TASK TO COMPLETE:
Output every record word for word.

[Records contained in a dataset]
========================

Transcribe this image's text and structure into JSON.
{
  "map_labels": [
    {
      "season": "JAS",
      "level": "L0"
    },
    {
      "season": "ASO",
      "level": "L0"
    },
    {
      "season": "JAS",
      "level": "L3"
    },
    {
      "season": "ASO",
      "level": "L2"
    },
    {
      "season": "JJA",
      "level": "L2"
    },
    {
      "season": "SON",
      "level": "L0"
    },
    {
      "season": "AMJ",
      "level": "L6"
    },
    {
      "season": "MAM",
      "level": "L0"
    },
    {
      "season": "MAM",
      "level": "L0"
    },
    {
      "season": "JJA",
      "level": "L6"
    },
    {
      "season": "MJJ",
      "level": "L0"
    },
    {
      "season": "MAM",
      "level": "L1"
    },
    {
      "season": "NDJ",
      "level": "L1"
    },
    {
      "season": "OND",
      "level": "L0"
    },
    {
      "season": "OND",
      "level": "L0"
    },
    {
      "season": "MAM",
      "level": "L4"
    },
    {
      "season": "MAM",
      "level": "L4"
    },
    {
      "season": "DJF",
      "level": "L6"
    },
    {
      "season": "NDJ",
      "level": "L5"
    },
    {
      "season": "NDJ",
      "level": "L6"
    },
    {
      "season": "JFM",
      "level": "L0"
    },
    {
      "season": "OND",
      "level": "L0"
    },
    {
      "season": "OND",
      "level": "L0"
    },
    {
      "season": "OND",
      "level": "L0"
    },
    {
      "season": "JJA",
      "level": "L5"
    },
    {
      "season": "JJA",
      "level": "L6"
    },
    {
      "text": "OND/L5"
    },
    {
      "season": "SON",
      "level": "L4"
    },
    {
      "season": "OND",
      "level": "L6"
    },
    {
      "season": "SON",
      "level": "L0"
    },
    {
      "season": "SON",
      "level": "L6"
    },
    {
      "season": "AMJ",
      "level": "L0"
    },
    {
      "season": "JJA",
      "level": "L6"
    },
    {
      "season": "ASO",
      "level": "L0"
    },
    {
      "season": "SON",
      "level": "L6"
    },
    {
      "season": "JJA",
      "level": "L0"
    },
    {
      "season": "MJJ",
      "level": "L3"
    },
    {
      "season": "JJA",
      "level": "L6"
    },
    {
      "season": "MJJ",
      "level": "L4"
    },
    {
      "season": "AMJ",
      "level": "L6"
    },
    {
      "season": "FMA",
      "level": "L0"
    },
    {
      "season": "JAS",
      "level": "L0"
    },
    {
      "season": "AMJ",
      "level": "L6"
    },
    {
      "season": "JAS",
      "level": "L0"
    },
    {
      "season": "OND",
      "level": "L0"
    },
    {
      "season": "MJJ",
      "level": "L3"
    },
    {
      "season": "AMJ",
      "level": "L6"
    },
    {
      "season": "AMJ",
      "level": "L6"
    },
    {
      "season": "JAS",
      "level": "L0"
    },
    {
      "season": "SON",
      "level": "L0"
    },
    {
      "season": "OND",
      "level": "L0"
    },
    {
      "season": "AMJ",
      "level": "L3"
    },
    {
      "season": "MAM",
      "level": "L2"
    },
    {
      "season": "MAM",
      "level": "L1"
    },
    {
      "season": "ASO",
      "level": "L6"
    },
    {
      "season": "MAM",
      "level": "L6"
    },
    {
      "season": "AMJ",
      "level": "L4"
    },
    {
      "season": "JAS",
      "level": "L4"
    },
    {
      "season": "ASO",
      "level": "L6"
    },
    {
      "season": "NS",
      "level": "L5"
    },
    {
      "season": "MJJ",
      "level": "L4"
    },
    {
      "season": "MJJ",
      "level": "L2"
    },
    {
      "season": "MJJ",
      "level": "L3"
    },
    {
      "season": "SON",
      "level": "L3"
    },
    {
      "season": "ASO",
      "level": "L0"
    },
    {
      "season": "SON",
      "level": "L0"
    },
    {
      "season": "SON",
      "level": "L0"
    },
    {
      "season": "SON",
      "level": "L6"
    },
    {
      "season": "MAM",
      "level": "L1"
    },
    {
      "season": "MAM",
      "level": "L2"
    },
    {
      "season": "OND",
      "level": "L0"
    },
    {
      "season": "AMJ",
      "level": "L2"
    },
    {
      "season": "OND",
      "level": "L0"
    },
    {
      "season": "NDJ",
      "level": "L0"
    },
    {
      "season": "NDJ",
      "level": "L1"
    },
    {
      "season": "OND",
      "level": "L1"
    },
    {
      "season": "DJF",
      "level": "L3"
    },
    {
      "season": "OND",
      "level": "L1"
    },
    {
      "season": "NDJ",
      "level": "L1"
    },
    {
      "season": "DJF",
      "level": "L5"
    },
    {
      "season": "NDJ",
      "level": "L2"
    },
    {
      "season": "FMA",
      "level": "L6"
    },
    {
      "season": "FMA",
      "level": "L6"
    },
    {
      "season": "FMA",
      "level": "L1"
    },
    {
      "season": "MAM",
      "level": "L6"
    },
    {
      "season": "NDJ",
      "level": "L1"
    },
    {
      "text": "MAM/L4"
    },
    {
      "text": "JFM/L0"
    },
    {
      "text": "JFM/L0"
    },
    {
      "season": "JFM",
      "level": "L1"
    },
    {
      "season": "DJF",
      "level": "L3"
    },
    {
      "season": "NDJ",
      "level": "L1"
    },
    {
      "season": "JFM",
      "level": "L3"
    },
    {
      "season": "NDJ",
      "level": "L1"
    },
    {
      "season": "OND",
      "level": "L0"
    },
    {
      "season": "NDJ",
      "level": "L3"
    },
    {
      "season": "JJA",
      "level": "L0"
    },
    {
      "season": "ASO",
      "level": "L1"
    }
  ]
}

========================

EXERCISE RESULT:
Transcribe this image's text and structure into JSON.
{
  "map_labels": [
    {
      "season": "JAS",
      "level": "L0"
    },
    {
      "season": "ASO",
      "level": "L0"
    },
    {
      "season": "JAS",
      "level": "L3"
    },
    {
      "season": "ASO",
      "level": "L2"
    },
    {
      "season": "JJA",
      "level": "L2"
    },
    {
      "season": "SON",
      "level": "L0"
    },
    {
      "season": "AMJ",
      "level": "L6"
    },
    {
      "season": "MAM",
      "level": "L0"
    },
    {
      "season": "MAM",
      "level": "L0"
    },
    {
      "season": "JJA",
      "level": "L6"
    },
    {
      "season": "MJJ",
      "level": "L0"
    },
    {
      "season": "MAM",
      "level": "L1"
    },
    {
      "season": "NDJ",
      "level": "L1"
    },
    {
      "season": "OND",
      "level": "L0"
    },
    {
      "season": "OND",
      "level": "L0"
    },
    {
      "season": "MAM",
      "level": "L4"
    },
    {
      "season": "MAM",
      "level": "L4"
    },
    {
      "season": "DJF",
      "level": "L6"
    },
    {
      "season": "NDJ",
      "level": "L5"
    },
    {
      "season": "NDJ",
      "level": "L6"
    },
    {
      "season": "JFM",
      "level": "L0"
    },
    {
      "season": "OND",
      "level": "L0"
    },
    {
      "season": "OND",
      "level": "L0"
    },
    {
      "season": "OND",
      "level": "L0"
    },
    {
      "season": "JJA",
      "level": "L5"
    },
    {
      "season": "JJA",
      "level": "L6"
    },
    {
      "text": "OND/L5"
    },
    {
      "season": "SON",
      "level": "L4"
    },
    {
      "season": "OND",
      "level": "L6"
    },
    {
      "season": "SON",
      "level": "L0"
    },
    {
      "season": "SON",
      "level": "L6"
    },
    {
      "season": "AMJ",
      "level": "L0"
    },
    {
      "season": "JJA",
      "level": "L6"
    },
    {
      "season": "ASO",
      "level": "L0"
    },
    {
      "season": "SON",
      "level": "L6"
    },
    {
      "season": "JJA",
      "level": "L0"
    },
    {
      "season": "MJJ",
      "level": "L3"
    },
    {
      "season": "JJA",
      "level": "L6"
    },
    {
      "season": "MJJ",
      "level": "L4"
    },
    {
      "season": "AMJ",
      "level": "L6"
    },
    {
      "season": "FMA",
      "level": "L0"
    },
    {
      "season": "JAS",
      "level": "L0"
    },
    {
      "season": "AMJ",
      "level": "L6"
    },
    {
      "season": "JAS",
      "level": "L0"
    },
    {
      "season": "OND",
      "level": "L0"
    },
    {
      "season": "MJJ",
      "level": "L3"
    },
    {
      "season": "AMJ",
      "level": "L6"
    },
    {
      "season": "AMJ",
      "level": "L6"
    },
    {
      "season": "JAS",
      "level": "L0"
    },
    {
      "season": "SON",
      "level": "L0"
    },
    {
      "season": "OND",
      "level": "L0"
    },
    {
      "season": "AMJ",
      "level": "L3"
    },
    {
      "season": "MAM",
      "level": "L2"
    },
    {
      "season": "MAM",
      "level": "L1"
    },
    {
      "season": "ASO",
      "level": "L6"
    },
    {
      "season": "MAM",
      "level": "L6"
    },
    {
      "season": "AMJ",
      "level": "L4"
    },
    {
      "season": "JAS",
      "level": "L4"
    },
    {
      "season": "ASO",
      "level": "L6"
    },
    {
      "season": "NS",
      "level": "L5"
    },
    {
      "season": "MJJ",
      "level": "L4"
    },
    {
      "season": "MJJ",
      "level": "L2"
    },
    {
      "season": "MJJ",
      "level": "L3"
    },
    {
      "season": "SON",
      "level": "L3"
    },
    {
      "season": "ASO",
      "level": "L0"
    },
    {
      "season": "SON",
      "level": "L0"
    },
    {
      "season": "SON",
      "level": "L0"
    },
    {
      "season": "SON",
      "level": "L6"
    },
    {
      "season": "MAM",
      "level": "L1"
    },
    {
      "season": "MAM",
      "level": "L2"
    },
    {
      "season": "OND",
      "level": "L0"
    },
    {
      "season": "AMJ",
      "level": "L2"
    },
    {
      "season": "OND",
      "level": "L0"
    },
    {
      "season": "NDJ",
      "level": "L0"
    },
    {
      "season": "NDJ",
      "level": "L1"
    },
    {
      "season": "OND",
      "level": "L1"
    },
    {
      "season": "DJF",
      "level": "L3"
    },
    {
      "season": "OND",
      "level": "L1"
    },
    {
      "season": "NDJ",
      "level": "L1"
    },
    {
      "season": "DJF",
      "level": "L5"
    },
    {
      "season": "NDJ",
      "level": "L2"
    },
    {
      "season": "FMA",
      "level": "L6"
    },
    {
      "season": "FMA",
      "level": "L6"
    },
    {
      "season": "FMA",
      "level": "L1"
    },
    {
      "season": "MAM",
      "level": "L6"
    },
    {
      "season": "NDJ",
      "level": "L1"
    },
    {
      "text": "MAM/L4"
    },
    {
      "text": "JFM/L0"
    },
    {
      "text": "JFM/L0"
    },
    {
      "season": "JFM",
      "level": "L1"
    },
    {
      "season": "DJF",
      "level": "L3"
    },
    {
      "season": "NDJ",
      "level": "L1"
    },
    {
      "season": "JFM",
      "level": "L3"
    },
    {
      "season": "NDJ",
      "level": "L1"
    },
    {
      "season": "OND",
      "level": "L0"
    },
    {
      "season": "NDJ",
      "level": "L3"
    },
    {
      "season": "JJA",
      "level": "L0"
    },
    {
      "season": "ASO",
      "level": "L1"
    }
  ]
}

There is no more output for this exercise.